Written instruction >> Write out all entries word for word.
-*-*-
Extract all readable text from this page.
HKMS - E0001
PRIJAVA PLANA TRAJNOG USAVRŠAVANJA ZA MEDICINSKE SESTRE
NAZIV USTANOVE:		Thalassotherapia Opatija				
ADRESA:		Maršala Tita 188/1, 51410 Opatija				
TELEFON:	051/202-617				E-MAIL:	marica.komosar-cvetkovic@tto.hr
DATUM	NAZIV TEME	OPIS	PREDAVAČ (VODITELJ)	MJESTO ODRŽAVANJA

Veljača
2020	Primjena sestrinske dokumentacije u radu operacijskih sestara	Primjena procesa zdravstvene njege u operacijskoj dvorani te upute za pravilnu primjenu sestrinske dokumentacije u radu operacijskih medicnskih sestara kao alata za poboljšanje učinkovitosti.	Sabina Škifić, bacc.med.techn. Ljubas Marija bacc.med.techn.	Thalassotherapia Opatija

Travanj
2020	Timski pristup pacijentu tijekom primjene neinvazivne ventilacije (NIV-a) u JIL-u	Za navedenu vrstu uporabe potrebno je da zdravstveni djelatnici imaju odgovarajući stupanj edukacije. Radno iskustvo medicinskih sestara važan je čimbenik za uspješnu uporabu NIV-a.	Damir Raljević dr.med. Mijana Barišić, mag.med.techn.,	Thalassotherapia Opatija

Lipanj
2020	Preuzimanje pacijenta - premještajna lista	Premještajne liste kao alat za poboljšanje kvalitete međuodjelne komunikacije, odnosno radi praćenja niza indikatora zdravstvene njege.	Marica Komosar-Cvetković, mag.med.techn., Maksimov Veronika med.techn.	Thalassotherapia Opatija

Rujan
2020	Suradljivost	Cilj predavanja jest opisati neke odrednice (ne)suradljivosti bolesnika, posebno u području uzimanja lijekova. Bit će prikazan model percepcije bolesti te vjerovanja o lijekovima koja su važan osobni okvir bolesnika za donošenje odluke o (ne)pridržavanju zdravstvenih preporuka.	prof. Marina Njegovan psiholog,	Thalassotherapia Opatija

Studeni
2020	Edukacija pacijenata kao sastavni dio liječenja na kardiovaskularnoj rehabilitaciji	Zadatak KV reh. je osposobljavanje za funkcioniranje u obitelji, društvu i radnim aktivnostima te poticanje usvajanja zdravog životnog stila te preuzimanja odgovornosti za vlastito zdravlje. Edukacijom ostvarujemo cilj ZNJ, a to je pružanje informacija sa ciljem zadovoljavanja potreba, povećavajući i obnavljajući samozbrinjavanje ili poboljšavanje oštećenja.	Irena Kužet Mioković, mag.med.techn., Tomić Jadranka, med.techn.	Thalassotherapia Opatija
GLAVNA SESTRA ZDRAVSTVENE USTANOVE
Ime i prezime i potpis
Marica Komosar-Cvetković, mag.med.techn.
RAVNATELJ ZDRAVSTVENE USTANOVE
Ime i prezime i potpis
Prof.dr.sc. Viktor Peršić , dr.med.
-*-*-
Final result >>
Extract all readable text from this page.
HKMS - E0001
PRIJAVA PLANA TRAJNOG USAVRŠAVANJA ZA MEDICINSKE SESTRE
NAZIV USTANOVE:		Thalassotherapia Opatija				
ADRESA:		Maršala Tita 188/1, 51410 Opatija				
TELEFON:	051/202-617				E-MAIL:	marica.komosar-cvetkovic@tto.hr
DATUM	NAZIV TEME	OPIS	PREDAVAČ (VODITELJ)	MJESTO ODRŽAVANJA

Veljača
2020	Primjena sestrinske dokumentacije u radu operacijskih sestara	Primjena procesa zdravstvene njege u operacijskoj dvorani te upute za pravilnu primjenu sestrinske dokumentacije u radu operacijskih medicnskih sestara kao alata za poboljšanje učinkovitosti.	Sabina Škifić, bacc.med.techn. Ljubas Marija bacc.med.techn.	Thalassotherapia Opatija

Travanj
2020	Timski pristup pacijentu tijekom primjene neinvazivne ventilacije (NIV-a) u JIL-u	Za navedenu vrstu uporabe potrebno je da zdravstveni djelatnici imaju odgovarajući stupanj edukacije. Radno iskustvo medicinskih sestara važan je čimbenik za uspješnu uporabu NIV-a.	Damir Raljević dr.med. Mijana Barišić, mag.med.techn.,	Thalassotherapia Opatija

Lipanj
2020	Preuzimanje pacijenta - premještajna lista	Premještajne liste kao alat za poboljšanje kvalitete međuodjelne komunikacije, odnosno radi praćenja niza indikatora zdravstvene njege.	Marica Komosar-Cvetković, mag.med.techn., Maksimov Veronika med.techn.	Thalassotherapia Opatija

Rujan
2020	Suradljivost	Cilj predavanja jest opisati neke odrednice (ne)suradljivosti bolesnika, posebno u području uzimanja lijekova. Bit će prikazan model percepcije bolesti te vjerovanja o lijekovima koja su važan osobni okvir bolesnika za donošenje odluke o (ne)pridržavanju zdravstvenih preporuka.	prof. Marina Njegovan psiholog,	Thalassotherapia Opatija

Studeni
2020	Edukacija pacijenata kao sastavni dio liječenja na kardiovaskularnoj rehabilitaciji	Zadatak KV reh. je osposobljavanje za funkcioniranje u obitelji, društvu i radnim aktivnostima te poticanje usvajanja zdravog životnog stila te preuzimanja odgovornosti za vlastito zdravlje. Edukacijom ostvarujemo cilj ZNJ, a to je pružanje informacija sa ciljem zadovoljavanja potreba, povećavajući i obnavljajući samozbrinjavanje ili poboljšavanje oštećenja.	Irena Kužet Mioković, mag.med.techn., Tomić Jadranka, med.techn.	Thalassotherapia Opatija
GLAVNA SESTRA ZDRAVSTVENE USTANOVE
Ime i prezime i potpis
Marica Komosar-Cvetković, mag.med.techn.
RAVNATELJ ZDRAVSTVENE USTANOVE
Ime i prezime i potpis
Prof.dr.sc. Viktor Peršić , dr.med.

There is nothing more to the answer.